Task to carry out
Give the number of lines in the data that hold the string "COUNT". Nothing else is needed.

Supplied information
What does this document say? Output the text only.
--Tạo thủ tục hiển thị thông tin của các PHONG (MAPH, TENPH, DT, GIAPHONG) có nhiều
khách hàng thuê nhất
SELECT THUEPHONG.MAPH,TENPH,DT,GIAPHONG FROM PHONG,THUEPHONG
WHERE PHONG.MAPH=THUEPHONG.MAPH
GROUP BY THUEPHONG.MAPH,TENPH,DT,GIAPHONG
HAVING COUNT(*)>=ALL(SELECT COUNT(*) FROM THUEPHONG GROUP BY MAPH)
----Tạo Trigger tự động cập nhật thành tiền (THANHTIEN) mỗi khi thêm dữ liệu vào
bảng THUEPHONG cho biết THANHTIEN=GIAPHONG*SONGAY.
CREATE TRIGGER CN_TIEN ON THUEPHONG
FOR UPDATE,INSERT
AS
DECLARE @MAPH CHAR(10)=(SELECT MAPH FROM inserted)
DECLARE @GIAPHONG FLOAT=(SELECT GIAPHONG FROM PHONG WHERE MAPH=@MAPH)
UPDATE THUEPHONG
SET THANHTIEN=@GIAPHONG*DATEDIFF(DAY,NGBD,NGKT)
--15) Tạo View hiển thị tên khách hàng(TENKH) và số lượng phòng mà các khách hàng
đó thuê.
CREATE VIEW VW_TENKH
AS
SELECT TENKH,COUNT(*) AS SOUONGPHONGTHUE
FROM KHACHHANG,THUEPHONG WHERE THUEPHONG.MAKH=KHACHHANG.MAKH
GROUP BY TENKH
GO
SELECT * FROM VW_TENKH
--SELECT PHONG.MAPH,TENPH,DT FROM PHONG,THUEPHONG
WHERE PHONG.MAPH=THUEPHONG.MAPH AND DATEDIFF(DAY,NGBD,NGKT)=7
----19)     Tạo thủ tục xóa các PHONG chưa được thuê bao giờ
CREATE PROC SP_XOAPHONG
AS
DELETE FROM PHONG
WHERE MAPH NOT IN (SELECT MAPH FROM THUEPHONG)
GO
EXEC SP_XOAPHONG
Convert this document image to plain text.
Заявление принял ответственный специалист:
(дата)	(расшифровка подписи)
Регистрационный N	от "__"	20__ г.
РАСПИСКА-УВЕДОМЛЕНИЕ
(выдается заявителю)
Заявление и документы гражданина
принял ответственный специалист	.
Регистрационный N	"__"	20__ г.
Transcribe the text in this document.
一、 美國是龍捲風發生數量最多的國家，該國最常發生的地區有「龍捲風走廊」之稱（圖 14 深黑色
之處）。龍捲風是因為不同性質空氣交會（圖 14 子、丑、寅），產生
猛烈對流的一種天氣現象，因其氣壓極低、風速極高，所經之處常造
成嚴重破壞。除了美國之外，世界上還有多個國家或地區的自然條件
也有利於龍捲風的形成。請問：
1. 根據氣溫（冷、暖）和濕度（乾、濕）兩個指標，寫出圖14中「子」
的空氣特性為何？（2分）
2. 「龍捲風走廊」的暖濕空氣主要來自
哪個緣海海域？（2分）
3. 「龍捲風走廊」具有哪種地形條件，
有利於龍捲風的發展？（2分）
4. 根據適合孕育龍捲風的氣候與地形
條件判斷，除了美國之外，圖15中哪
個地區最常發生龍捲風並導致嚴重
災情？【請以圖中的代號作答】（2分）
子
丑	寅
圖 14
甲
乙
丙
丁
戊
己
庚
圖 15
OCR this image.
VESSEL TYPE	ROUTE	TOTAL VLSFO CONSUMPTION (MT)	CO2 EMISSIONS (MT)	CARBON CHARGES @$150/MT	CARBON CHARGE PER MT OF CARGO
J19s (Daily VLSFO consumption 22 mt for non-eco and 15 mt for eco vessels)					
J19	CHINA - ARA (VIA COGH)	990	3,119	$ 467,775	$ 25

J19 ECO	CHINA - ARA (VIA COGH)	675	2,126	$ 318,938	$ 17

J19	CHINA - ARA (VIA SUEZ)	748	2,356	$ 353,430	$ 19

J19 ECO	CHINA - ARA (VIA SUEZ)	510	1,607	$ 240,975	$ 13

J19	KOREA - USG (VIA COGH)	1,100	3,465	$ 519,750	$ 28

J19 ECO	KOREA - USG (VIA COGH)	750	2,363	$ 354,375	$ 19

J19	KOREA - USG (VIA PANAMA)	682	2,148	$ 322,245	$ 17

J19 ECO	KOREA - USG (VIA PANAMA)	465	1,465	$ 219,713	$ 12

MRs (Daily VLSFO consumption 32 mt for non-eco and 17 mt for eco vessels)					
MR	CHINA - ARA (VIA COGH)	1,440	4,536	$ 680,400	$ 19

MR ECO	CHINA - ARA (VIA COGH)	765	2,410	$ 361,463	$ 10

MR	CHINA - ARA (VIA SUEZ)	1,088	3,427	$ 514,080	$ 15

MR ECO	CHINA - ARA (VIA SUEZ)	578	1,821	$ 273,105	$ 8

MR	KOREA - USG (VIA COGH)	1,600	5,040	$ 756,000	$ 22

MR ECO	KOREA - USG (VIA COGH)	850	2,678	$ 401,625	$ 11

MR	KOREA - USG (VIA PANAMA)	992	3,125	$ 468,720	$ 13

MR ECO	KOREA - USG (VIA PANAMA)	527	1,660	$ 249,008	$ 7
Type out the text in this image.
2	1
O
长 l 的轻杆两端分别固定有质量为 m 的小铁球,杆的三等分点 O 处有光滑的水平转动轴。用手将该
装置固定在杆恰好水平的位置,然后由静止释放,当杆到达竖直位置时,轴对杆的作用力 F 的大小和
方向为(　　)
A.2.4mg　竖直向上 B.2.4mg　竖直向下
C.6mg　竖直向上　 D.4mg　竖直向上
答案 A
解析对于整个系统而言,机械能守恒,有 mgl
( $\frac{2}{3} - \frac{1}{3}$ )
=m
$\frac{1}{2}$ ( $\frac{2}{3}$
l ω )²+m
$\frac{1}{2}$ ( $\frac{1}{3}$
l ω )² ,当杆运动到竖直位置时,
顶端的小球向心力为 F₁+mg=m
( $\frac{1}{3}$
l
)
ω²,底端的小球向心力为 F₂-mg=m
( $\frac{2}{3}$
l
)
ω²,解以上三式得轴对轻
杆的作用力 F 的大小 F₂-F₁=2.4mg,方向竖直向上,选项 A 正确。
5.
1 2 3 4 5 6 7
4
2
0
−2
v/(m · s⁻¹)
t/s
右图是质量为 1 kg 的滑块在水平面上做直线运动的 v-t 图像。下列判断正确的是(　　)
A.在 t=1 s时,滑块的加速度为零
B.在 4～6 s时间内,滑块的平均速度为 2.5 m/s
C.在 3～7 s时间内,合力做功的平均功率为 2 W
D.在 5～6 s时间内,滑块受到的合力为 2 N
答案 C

Exercise answer
2